▸ Problem details
Identify the lines that include the word "tangent", then copy all of them.

▸ Entries
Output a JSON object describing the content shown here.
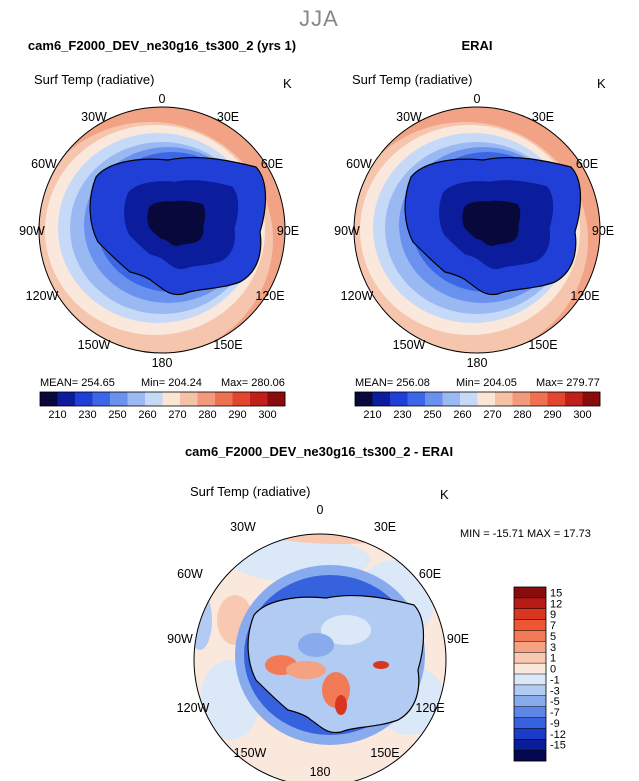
{
  "figure": {
    "suptitle": "JJA",
    "panels": [
      {
        "title": "cam6_F2000_DEV_ne30g16_ts300_2 (yrs 1)",
        "var_label": "Surf Temp (radiative)",
        "units": "K",
        "stats": {
          "mean": "MEAN= 254.65",
          "min": "Min= 204.24",
          "max": "Max= 280.06"
        }
      },
      {
        "title": "ERAI",
        "var_label": "Surf Temp (radiative)",
        "units": "K",
        "stats": {
          "mean": "MEAN= 256.08",
          "min": "Min= 204.05",
          "max": "Max= 279.77"
        }
      }
    ],
    "diff_panel": {
      "title": "cam6_F2000_DEV_ne30g16_ts300_2 - ERAI",
      "var_label": "Surf Temp (radiative)",
      "units": "K",
      "stats_text": "MIN = -15.71  MAX =  17.73"
    },
    "lon_labels": [
      "0",
      "30E",
      "60E",
      "90E",
      "120E",
      "150E",
      "180",
      "150W",
      "120W",
      "90W",
      "60W",
      "30W"
    ],
    "abs_colorbar": {
      "ticks": [
        "210",
        "230",
        "250",
        "260",
        "270",
        "280",
        "290",
        "300"
      ],
      "colors": [
        "#08083a",
        "#0b1c9c",
        "#1f3fd6",
        "#3b67e6",
        "#6a91ee",
        "#9ab9f3",
        "#c6daf8",
        "#fbe6d6",
        "#f6c2a7",
        "#f29a7b",
        "#ee7152",
        "#e2462f",
        "#c21f1a",
        "#8a0b0b"
      ]
    },
    "diff_colorbar": {
      "ticks": [
        "15",
        "12",
        "9",
        "7",
        "5",
        "3",
        "1",
        "0",
        "-1",
        "-3",
        "-5",
        "-7",
        "-9",
        "-12",
        "-15"
      ],
      "colors": [
        "#8a0b0b",
        "#b81a14",
        "#d93620",
        "#ee5633",
        "#f27a57",
        "#f5a283",
        "#f8c9b0",
        "#fbe8dc",
        "#dbe8f8",
        "#b2cbf3",
        "#88abee",
        "#5d86e7",
        "#3762dd",
        "#1b3bc8",
        "#0a1d98",
        "#05084f"
      ]
    },
    "colors": {
      "ocean_warm": "#f2a386",
      "ocean_edge": "#ef8c68",
      "ice_deep": "#0a1c9a",
      "coast": "#000000"
    }
  }
}
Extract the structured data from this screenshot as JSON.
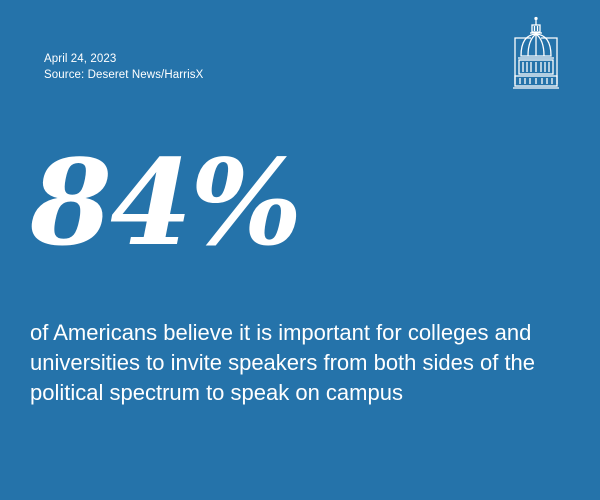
{
  "card": {
    "date": "April 24, 2023",
    "source": "Source: Deseret News/HarrisX",
    "stat": "84%",
    "statement": "of Americans believe it is important for colleges and universities to invite speakers from both sides of the political spectrum to speak on campus"
  },
  "colors": {
    "background": "#2573aa",
    "text": "#ffffff"
  },
  "icons": {
    "logo": "capitol-dome-icon"
  }
}
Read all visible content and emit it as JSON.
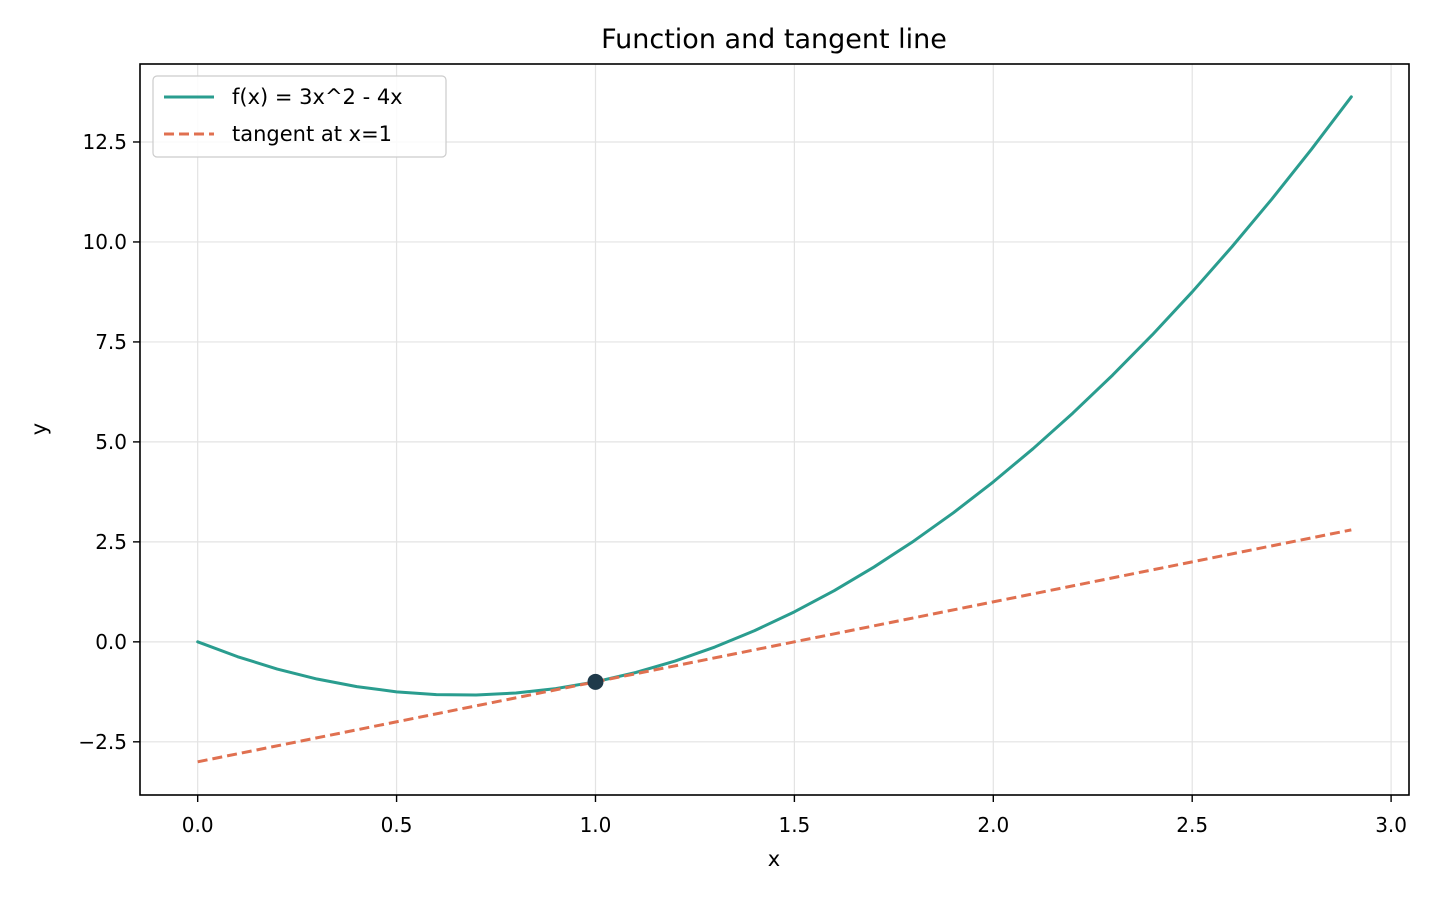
{
  "chart_data": {
    "type": "line",
    "title": "Function and tangent line",
    "xlabel": "x",
    "ylabel": "y",
    "xlim": [
      -0.145,
      3.045
    ],
    "ylim": [
      -3.83,
      14.45
    ],
    "xticks": [
      0.0,
      0.5,
      1.0,
      1.5,
      2.0,
      2.5,
      3.0
    ],
    "xtick_labels": [
      "0.0",
      "0.5",
      "1.0",
      "1.5",
      "2.0",
      "2.5",
      "3.0"
    ],
    "yticks": [
      -2.5,
      0.0,
      2.5,
      5.0,
      7.5,
      10.0,
      12.5
    ],
    "ytick_labels": [
      "−2.5",
      "0.0",
      "2.5",
      "5.0",
      "7.5",
      "10.0",
      "12.5"
    ],
    "grid": true,
    "legend_position": "top-left",
    "series": [
      {
        "name": "f(x) = 3x^2 - 4x",
        "style": "solid",
        "color": "#2a9d8f",
        "x": [
          0.0,
          0.1,
          0.2,
          0.3,
          0.4,
          0.5,
          0.6,
          0.7,
          0.8,
          0.9,
          1.0,
          1.1,
          1.2,
          1.3,
          1.4,
          1.5,
          1.6,
          1.7,
          1.8,
          1.9,
          2.0,
          2.1,
          2.2,
          2.3,
          2.4,
          2.5,
          2.6,
          2.7,
          2.8,
          2.9
        ],
        "y": [
          0.0,
          -0.37,
          -0.68,
          -0.93,
          -1.12,
          -1.25,
          -1.32,
          -1.33,
          -1.28,
          -1.17,
          -1.0,
          -0.77,
          -0.48,
          -0.13,
          0.28,
          0.75,
          1.28,
          1.87,
          2.52,
          3.23,
          4.0,
          4.83,
          5.72,
          6.67,
          7.68,
          8.75,
          9.88,
          11.07,
          12.32,
          13.63
        ]
      },
      {
        "name": "tangent at x=1",
        "style": "dashed",
        "color": "#e07050",
        "x": [
          0.0,
          2.9
        ],
        "y": [
          -3.0,
          2.8
        ]
      }
    ],
    "points": [
      {
        "x": 1.0,
        "y": -1.0,
        "color": "#1f3a4a"
      }
    ]
  }
}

▸ Worked solution
    "title": "Function and tangent line",
        "name": "tangent at x=1",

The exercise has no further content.